• Short task: Please express the items from the first line through the line that contains "clip-title-label: 영상편집: [441, 264, 491, 283]" as a JSON list of strings, one string per line, with blank lines left out. Include only those lines.

-- START OF Given records --

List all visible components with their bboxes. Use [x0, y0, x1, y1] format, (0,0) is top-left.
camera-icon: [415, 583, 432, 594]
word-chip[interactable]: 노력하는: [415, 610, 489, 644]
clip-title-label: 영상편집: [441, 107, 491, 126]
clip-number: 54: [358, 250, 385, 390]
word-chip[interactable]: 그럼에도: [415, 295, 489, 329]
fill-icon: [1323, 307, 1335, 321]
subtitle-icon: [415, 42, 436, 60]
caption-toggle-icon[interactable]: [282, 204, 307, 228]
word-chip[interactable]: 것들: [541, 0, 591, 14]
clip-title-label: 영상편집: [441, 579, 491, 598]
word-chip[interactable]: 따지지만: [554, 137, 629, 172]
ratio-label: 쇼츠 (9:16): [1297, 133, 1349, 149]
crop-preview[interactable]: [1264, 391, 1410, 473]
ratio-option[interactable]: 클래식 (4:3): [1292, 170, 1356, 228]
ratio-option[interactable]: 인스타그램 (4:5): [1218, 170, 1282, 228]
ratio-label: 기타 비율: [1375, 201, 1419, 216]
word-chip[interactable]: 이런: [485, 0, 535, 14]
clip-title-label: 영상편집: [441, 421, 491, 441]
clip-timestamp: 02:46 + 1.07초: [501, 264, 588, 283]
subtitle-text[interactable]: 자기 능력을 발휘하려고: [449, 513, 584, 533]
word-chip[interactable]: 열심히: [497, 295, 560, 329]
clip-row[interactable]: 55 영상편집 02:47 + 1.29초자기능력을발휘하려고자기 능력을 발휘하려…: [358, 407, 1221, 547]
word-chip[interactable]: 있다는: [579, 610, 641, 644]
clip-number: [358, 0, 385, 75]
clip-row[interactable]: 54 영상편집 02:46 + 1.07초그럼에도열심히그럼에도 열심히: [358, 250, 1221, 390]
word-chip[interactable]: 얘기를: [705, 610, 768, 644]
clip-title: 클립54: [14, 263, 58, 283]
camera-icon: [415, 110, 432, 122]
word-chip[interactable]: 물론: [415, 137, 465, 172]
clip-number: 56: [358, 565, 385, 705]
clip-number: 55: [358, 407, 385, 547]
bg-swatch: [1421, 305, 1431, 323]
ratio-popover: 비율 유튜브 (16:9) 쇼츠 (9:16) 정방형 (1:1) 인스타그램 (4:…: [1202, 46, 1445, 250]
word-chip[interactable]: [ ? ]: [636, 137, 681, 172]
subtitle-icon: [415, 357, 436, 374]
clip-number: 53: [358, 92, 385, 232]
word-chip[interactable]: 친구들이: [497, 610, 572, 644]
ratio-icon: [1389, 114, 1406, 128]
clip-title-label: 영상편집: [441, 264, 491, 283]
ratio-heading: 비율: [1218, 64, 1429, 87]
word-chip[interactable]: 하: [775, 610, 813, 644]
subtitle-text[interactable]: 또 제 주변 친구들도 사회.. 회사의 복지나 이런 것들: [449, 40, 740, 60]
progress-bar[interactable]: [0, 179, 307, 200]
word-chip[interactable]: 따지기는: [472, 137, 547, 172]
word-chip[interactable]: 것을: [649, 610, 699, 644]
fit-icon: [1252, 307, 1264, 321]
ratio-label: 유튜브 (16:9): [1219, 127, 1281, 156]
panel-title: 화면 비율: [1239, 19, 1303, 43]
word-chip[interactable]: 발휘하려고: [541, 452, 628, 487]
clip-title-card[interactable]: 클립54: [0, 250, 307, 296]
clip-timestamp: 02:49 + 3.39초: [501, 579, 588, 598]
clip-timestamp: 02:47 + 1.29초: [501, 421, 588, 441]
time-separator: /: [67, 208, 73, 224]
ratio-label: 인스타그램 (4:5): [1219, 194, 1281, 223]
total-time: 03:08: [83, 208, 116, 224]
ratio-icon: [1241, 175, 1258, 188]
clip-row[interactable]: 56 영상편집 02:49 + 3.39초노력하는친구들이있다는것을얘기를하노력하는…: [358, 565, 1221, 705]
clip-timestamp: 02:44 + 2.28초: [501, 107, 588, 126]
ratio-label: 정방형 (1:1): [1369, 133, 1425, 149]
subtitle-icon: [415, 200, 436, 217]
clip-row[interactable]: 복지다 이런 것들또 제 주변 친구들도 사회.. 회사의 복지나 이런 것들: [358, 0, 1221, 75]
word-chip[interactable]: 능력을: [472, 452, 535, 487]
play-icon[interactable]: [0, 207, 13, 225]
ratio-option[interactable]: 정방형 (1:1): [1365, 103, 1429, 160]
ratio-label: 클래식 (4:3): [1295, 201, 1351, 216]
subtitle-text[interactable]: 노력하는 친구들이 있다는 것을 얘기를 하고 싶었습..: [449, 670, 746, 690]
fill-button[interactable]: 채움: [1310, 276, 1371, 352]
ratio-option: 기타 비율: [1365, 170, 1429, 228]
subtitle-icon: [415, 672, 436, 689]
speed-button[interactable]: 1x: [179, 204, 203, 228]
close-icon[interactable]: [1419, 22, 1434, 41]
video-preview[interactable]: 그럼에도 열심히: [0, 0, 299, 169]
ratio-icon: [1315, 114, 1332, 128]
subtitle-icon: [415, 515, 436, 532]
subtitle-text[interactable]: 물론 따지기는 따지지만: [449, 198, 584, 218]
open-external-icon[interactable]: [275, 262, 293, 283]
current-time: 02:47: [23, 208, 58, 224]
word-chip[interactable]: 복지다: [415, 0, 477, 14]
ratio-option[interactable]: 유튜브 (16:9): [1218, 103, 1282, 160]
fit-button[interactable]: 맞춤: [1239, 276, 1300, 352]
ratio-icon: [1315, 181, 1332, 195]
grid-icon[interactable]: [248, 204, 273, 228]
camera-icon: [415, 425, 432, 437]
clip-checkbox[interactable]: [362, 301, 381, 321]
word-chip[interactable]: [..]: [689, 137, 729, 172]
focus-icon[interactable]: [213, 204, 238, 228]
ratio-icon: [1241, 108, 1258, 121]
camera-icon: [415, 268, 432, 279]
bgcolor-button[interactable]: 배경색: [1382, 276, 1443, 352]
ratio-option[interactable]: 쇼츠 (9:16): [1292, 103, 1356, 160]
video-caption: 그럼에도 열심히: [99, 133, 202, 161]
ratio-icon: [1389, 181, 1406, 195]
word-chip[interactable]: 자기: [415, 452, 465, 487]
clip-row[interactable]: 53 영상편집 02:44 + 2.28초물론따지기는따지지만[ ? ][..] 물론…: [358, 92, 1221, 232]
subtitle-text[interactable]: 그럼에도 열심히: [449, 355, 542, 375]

-- END OF Given records --

• Full answer:
[
  "List all visible components with their bboxes. Use [x0, y0, x1, y1] format, (0,0) is top-left.",
  "camera-icon: [415, 583, 432, 594]",
  "word-chip[interactable]: 노력하는: [415, 610, 489, 644]",
  "clip-title-label: 영상편집: [441, 107, 491, 126]",
  "clip-number: 54: [358, 250, 385, 390]",
  "word-chip[interactable]: 그럼에도: [415, 295, 489, 329]",
  "fill-icon: [1323, 307, 1335, 321]",
  "subtitle-icon: [415, 42, 436, 60]",
  "caption-toggle-icon[interactable]: [282, 204, 307, 228]",
  "word-chip[interactable]: 것들: [541, 0, 591, 14]",
  "clip-title-label: 영상편집: [441, 579, 491, 598]",
  "word-chip[interactable]: 따지지만: [554, 137, 629, 172]",
  "ratio-label: 쇼츠 (9:16): [1297, 133, 1349, 149]",
  "crop-preview[interactable]: [1264, 391, 1410, 473]",
  "ratio-option[interactable]: 클래식 (4:3): [1292, 170, 1356, 228]",
  "ratio-option[interactable]: 인스타그램 (4:5): [1218, 170, 1282, 228]",
  "ratio-label: 기타 비율: [1375, 201, 1419, 216]",
  "word-chip[interactable]: 이런: [485, 0, 535, 14]",
  "clip-title-label: 영상편집: [441, 421, 491, 441]",
  "clip-timestamp: 02:46 + 1.07초: [501, 264, 588, 283]",
  "subtitle-text[interactable]: 자기 능력을 발휘하려고: [449, 513, 584, 533]",
  "word-chip[interactable]: 열심히: [497, 295, 560, 329]",
  "clip-row[interactable]: 55 영상편집 02:47 + 1.29초자기능력을발휘하려고자기 능력을 발휘하려…: [358, 407, 1221, 547]",
  "word-chip[interactable]: 있다는: [579, 610, 641, 644]",
  "clip-number: [358, 0, 385, 75]",
  "clip-row[interactable]: 54 영상편집 02:46 + 1.07초그럼에도열심히그럼에도 열심히: [358, 250, 1221, 390]",
  "word-chip[interactable]: 얘기를: [705, 610, 768, 644]",
  "clip-title: 클립54: [14, 263, 58, 283]",
  "camera-icon: [415, 110, 432, 122]",
  "word-chip[interactable]: 물론: [415, 137, 465, 172]",
  "clip-number: 56: [358, 565, 385, 705]",
  "clip-number: 55: [358, 407, 385, 547]",
  "bg-swatch: [1421, 305, 1431, 323]",
  "ratio-popover: 비율 유튜브 (16:9) 쇼츠 (9:16) 정방형 (1:1) 인스타그램 (4:…: [1202, 46, 1445, 250]",
  "word-chip[interactable]: [ ? ]: [636, 137, 681, 172]",
  "subtitle-icon: [415, 357, 436, 374]",
  "clip-number: 53: [358, 92, 385, 232]",
  "word-chip[interactable]: 친구들이: [497, 610, 572, 644]",
  "ratio-icon: [1389, 114, 1406, 128]",
  "clip-title-label: 영상편집: [441, 264, 491, 283]"
]